- _What to work on_
Write out the rows from the line with "307, 166, 361]" up to and including the line with "225, 207, 299]", reproducing each one without alteration.

──────── Data section

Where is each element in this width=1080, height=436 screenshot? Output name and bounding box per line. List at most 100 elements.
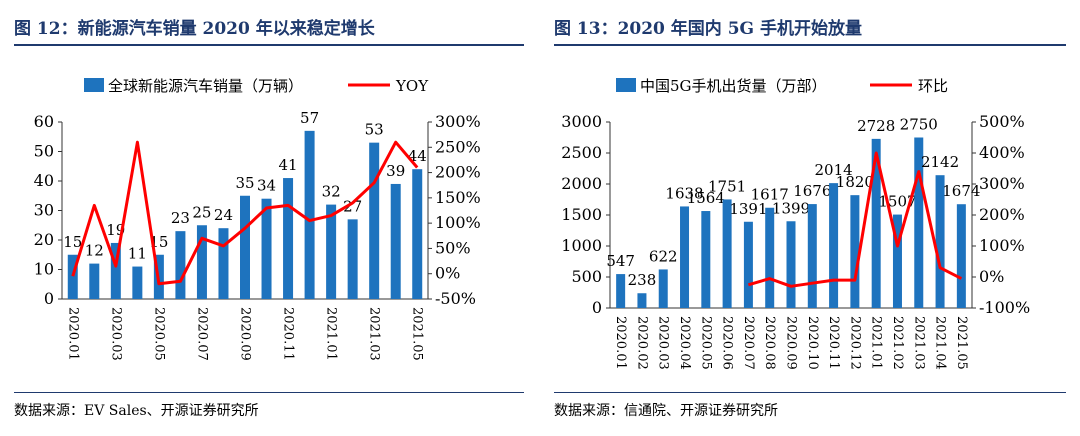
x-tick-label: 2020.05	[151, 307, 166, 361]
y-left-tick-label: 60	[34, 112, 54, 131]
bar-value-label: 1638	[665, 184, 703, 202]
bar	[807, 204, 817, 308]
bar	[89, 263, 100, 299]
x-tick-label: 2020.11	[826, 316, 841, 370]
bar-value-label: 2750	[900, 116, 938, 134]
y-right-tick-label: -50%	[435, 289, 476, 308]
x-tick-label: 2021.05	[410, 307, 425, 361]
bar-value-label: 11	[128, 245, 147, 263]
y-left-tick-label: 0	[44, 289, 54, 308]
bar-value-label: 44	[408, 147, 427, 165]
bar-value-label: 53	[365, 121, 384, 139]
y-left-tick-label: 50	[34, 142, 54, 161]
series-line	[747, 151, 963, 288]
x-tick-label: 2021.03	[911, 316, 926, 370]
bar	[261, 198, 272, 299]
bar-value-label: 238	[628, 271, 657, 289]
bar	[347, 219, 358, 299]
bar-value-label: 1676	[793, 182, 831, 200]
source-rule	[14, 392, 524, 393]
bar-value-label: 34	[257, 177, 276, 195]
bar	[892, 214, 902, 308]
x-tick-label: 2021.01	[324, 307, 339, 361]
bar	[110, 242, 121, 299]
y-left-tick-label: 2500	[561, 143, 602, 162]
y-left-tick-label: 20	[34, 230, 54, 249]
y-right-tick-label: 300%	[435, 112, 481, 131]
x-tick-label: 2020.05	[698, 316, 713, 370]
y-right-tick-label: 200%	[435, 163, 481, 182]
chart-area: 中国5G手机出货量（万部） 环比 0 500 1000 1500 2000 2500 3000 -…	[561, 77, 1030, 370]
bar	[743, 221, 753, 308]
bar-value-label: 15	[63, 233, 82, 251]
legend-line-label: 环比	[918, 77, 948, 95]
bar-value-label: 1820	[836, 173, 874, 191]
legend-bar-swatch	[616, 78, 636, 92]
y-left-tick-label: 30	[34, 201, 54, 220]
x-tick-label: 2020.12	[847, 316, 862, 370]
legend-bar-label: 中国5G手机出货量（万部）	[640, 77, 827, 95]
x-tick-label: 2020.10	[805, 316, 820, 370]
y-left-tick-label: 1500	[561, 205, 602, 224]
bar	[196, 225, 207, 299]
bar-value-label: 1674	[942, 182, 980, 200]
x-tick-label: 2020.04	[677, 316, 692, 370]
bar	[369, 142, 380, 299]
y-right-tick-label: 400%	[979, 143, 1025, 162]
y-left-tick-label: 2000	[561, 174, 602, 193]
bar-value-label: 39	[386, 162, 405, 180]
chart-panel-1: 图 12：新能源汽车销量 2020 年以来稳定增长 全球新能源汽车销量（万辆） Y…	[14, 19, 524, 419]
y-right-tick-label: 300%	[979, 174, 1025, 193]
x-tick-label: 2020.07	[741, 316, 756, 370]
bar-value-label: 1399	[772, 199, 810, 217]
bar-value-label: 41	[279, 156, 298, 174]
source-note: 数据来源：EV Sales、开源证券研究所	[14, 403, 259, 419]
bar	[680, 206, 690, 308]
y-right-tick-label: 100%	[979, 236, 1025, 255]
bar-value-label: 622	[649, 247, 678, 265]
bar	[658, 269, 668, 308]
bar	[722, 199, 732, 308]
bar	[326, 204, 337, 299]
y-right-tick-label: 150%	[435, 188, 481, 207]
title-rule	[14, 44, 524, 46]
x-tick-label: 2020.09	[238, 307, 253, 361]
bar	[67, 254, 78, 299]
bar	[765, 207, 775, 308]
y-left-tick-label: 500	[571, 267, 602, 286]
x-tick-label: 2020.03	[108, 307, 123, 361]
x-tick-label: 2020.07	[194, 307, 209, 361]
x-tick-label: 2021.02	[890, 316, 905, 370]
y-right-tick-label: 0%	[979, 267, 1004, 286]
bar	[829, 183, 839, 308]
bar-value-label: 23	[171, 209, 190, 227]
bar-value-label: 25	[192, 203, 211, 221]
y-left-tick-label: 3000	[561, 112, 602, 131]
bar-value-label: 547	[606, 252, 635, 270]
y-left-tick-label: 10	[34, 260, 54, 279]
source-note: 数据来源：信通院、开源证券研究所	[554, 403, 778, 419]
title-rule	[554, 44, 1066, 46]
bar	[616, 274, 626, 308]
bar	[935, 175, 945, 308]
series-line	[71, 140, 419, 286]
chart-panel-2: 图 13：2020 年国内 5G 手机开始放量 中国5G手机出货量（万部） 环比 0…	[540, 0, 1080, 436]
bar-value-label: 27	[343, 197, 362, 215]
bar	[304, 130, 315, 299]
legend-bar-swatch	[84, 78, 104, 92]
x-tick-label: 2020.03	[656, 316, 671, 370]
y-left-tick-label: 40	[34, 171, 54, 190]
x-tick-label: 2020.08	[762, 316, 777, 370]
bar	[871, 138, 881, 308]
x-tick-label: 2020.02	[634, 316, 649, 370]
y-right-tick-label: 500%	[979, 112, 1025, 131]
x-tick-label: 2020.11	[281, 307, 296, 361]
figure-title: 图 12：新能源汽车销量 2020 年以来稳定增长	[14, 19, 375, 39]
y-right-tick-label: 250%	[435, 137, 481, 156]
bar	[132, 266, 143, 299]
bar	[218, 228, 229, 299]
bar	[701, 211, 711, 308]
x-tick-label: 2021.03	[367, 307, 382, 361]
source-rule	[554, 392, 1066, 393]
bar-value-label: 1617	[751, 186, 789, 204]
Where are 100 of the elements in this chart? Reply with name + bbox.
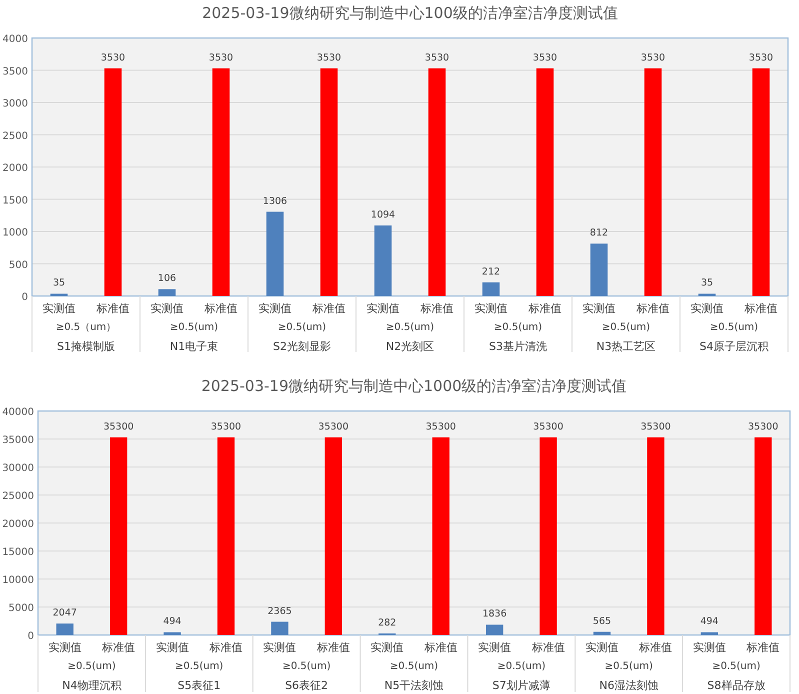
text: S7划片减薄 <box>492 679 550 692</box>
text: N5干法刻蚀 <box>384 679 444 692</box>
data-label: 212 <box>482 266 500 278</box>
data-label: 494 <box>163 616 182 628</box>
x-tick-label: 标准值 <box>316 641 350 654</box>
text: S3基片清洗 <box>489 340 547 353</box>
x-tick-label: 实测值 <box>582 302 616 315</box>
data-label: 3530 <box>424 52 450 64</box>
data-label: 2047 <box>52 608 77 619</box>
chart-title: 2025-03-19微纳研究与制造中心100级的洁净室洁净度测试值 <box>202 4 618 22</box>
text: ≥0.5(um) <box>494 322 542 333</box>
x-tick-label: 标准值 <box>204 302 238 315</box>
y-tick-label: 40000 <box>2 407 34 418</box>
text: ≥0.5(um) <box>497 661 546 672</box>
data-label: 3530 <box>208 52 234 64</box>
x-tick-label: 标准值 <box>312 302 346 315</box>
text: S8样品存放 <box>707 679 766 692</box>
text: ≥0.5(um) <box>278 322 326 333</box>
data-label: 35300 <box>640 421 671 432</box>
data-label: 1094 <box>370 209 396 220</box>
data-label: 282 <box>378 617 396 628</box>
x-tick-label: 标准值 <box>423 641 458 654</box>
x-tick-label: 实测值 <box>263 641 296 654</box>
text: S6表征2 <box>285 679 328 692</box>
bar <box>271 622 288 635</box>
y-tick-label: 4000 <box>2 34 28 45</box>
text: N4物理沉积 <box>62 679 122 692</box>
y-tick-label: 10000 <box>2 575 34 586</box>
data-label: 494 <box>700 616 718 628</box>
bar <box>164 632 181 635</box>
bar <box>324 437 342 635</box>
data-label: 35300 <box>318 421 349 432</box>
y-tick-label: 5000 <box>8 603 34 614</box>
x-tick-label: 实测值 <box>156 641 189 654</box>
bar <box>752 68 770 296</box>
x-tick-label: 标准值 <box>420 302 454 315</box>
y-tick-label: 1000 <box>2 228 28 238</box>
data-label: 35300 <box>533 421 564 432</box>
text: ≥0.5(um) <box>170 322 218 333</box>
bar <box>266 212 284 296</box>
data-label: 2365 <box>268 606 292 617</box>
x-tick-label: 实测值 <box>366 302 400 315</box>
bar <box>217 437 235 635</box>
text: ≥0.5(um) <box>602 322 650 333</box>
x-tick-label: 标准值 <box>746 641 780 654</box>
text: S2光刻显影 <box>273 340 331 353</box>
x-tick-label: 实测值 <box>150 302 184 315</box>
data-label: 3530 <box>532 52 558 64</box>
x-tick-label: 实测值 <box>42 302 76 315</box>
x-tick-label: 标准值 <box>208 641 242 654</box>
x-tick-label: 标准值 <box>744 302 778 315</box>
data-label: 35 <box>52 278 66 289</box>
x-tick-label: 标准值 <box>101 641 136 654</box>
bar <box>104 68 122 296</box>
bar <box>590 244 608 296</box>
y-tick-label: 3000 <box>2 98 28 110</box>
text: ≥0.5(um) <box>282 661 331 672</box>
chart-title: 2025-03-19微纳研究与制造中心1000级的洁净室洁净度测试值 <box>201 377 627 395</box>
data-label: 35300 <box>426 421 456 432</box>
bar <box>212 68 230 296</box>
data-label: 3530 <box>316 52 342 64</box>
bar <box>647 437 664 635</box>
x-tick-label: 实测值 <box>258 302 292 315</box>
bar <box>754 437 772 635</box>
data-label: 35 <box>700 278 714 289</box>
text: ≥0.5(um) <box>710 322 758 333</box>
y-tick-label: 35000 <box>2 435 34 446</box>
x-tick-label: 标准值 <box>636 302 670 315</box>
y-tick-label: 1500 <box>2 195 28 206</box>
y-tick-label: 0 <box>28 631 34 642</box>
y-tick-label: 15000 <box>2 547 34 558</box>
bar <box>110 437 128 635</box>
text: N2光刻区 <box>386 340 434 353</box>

────────────────

- _The response_
x-tick-label: 2020.05	[151, 307, 166, 361]
y-left-tick-label: 60	[34, 112, 54, 131]
bar-value-label: 1638	[665, 184, 703, 202]
bar	[807, 204, 817, 308]
bar	[89, 263, 100, 299]
x-tick-label: 2020.11	[826, 316, 841, 370]
bar-value-label: 2750	[900, 116, 938, 134]
y-right-tick-label: -50%	[435, 289, 476, 308]
x-tick-label: 2021.05	[410, 307, 425, 361]
bar-value-label: 11	[128, 245, 147, 263]
y-left-tick-label: 0	[44, 289, 54, 308]
bar-value-label: 44	[408, 147, 427, 165]
bar-value-label: 53	[365, 121, 384, 139]
y-left-tick-label: 50	[34, 142, 54, 161]
series-line	[747, 151, 963, 288]
x-tick-label: 2021.03	[911, 316, 926, 370]
bar	[261, 198, 272, 299]
bar-value-label: 238	[628, 271, 657, 289]
bar	[347, 219, 358, 299]
bar-value-label: 1676	[793, 182, 831, 200]
source-rule	[14, 392, 524, 393]
bar-value-label: 34	[257, 177, 276, 195]
bar	[892, 214, 902, 308]
x-tick-label: 2021.01	[324, 307, 339, 361]
bar	[110, 242, 121, 299]
y-left-tick-label: 2500	[561, 143, 602, 162]
y-left-tick-label: 20	[34, 230, 54, 249]
y-right-tick-label: 300%	[435, 112, 481, 131]
x-tick-label: 2020.05	[698, 316, 713, 370]
y-right-tick-label: 200%	[435, 163, 481, 182]
chart-area: 中国5G手机出货量（万部） 环比 0 500 1000 1500 2000 2500 3000 -…	[561, 77, 1030, 370]
bar	[743, 221, 753, 308]
bar-value-label: 15	[63, 233, 82, 251]
legend-line-label: 环比	[918, 77, 948, 95]
bar-value-label: 1820	[836, 173, 874, 191]
legend-bar-swatch	[616, 78, 636, 92]
y-left-tick-label: 30	[34, 201, 54, 220]
x-tick-label: 2020.12	[847, 316, 862, 370]
legend-bar-label: 中国5G手机出货量（万部）	[640, 77, 827, 95]
x-tick-label: 2020.10	[805, 316, 820, 370]
y-left-tick-label: 1500	[561, 205, 602, 224]
bar	[196, 225, 207, 299]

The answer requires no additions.